[Data items]
+---+
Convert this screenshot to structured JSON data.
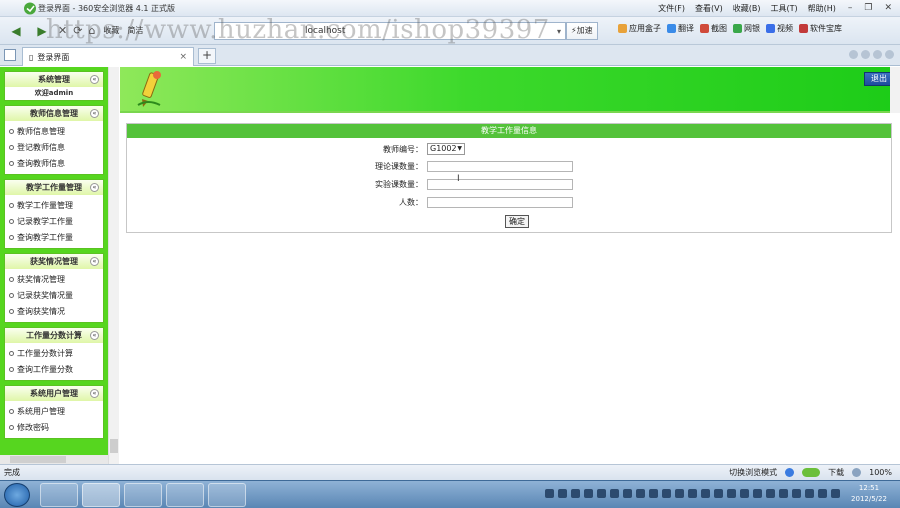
{
  "browser": {
    "window_title": "登录界面 - 360安全浏览器 4.1 正式版",
    "menu": [
      "文件(F)",
      "查看(V)",
      "收藏(B)",
      "工具(T)",
      "帮助(H)"
    ],
    "window_controls": [
      "–",
      "❐",
      "✕"
    ],
    "nav": {
      "back": "◀",
      "forward": "▶",
      "close": "✕",
      "refresh": "⟳",
      "home": "⌂",
      "favorites_label": "收藏",
      "other_label": "简洁"
    },
    "address": "localhost",
    "accelerate_label": "⚡加速",
    "tools": [
      "应用盒子",
      "翻译",
      "截图",
      "网银",
      "视频",
      "软件宝库"
    ],
    "tab_title": "登录界面",
    "tab_close": "×",
    "new_tab": "+",
    "status_text": "完成",
    "status_right": [
      "切换浏览模式",
      "下载",
      "100%"
    ],
    "clock_time": "12:51",
    "clock_date": "2012/5/22"
  },
  "watermark": "https://www.huzhan.com/ishop39397",
  "sidebar": {
    "groups": [
      {
        "title": "系统管理",
        "welcome": "欢迎admin",
        "items": []
      },
      {
        "title": "教师信息管理",
        "items": [
          "教师信息管理",
          "登记教师信息",
          "查询教师信息"
        ]
      },
      {
        "title": "教学工作量管理",
        "items": [
          "教学工作量管理",
          "记录教学工作量",
          "查询教学工作量"
        ]
      },
      {
        "title": "获奖情况管理",
        "items": [
          "获奖情况管理",
          "记录获奖情况量",
          "查询获奖情况"
        ]
      },
      {
        "title": "工作量分数计算",
        "items": [
          "工作量分数计算",
          "查询工作量分数"
        ]
      },
      {
        "title": "系统用户管理",
        "items": [
          "系统用户管理",
          "修改密码"
        ]
      }
    ],
    "collapse_glyph": "«"
  },
  "header": {
    "logout_label": "退出"
  },
  "form": {
    "title": "教学工作量信息",
    "teacher_id_label": "教师编号：",
    "teacher_id_value": "G1002",
    "theory_label": "理论课数量：",
    "lab_label": "实验课数量：",
    "people_label": "人数：",
    "submit_label": "确定"
  },
  "colors": {
    "accent_green": "#54c23a",
    "sidebar_green": "#56d61f",
    "logout_blue": "#1d4d9c"
  }
}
+---+
Brief:
Copy every record above exactly, leaving out the pictures.

Written answer:
Convert this screenshot to structured JSON data.
{
  "browser": {
    "window_title": "登录界面 - 360安全浏览器 4.1 正式版",
    "menu": [
      "文件(F)",
      "查看(V)",
      "收藏(B)",
      "工具(T)",
      "帮助(H)"
    ],
    "window_controls": [
      "–",
      "❐",
      "✕"
    ],
    "nav": {
      "back": "◀",
      "forward": "▶",
      "close": "✕",
      "refresh": "⟳",
      "home": "⌂",
      "favorites_label": "收藏",
      "other_label": "简洁"
    },
    "address": "localhost",
    "accelerate_label": "⚡加速",
    "tools": [
      "应用盒子",
      "翻译",
      "截图",
      "网银",
      "视频",
      "软件宝库"
    ],
    "tab_title": "登录界面",
    "tab_close": "×",
    "new_tab": "+",
    "status_text": "完成",
    "status_right": [
      "切换浏览模式",
      "下载",
      "100%"
    ],
    "clock_time": "12:51",
    "clock_date": "2012/5/22"
  },
  "watermark": "https://www.huzhan.com/ishop39397",
  "sidebar": {
    "groups": [
      {
        "title": "系统管理",
        "welcome": "欢迎admin",
        "items": []
      },
      {
        "title": "教师信息管理",
        "items": [
          "教师信息管理",
          "登记教师信息",
          "查询教师信息"
        ]
      },
      {
        "title": "教学工作量管理",
        "items": [
          "教学工作量管理",
          "记录教学工作量",
          "查询教学工作量"
        ]
      },
      {
        "title": "获奖情况管理",
        "items": [
          "获奖情况管理",
          "记录获奖情况量",
          "查询获奖情况"
        ]
      },
      {
        "title": "工作量分数计算",
        "items": [
          "工作量分数计算",
          "查询工作量分数"
        ]
      },
      {
        "title": "系统用户管理",
        "items": [
          "系统用户管理",
          "修改密码"
        ]
      }
    ],
    "collapse_glyph": "«"
  },
  "header": {
    "logout_label": "退出"
  },
  "form": {
    "title": "教学工作量信息",
    "teacher_id_label": "教师编号：",
    "teacher_id_value": "G1002",
    "theory_label": "理论课数量：",
    "lab_label": "实验课数量：",
    "people_label": "人数：",
    "submit_label": "确定"
  },
  "colors": {
    "accent_green": "#54c23a",
    "sidebar_green": "#56d61f",
    "logout_blue": "#1d4d9c"
  }
}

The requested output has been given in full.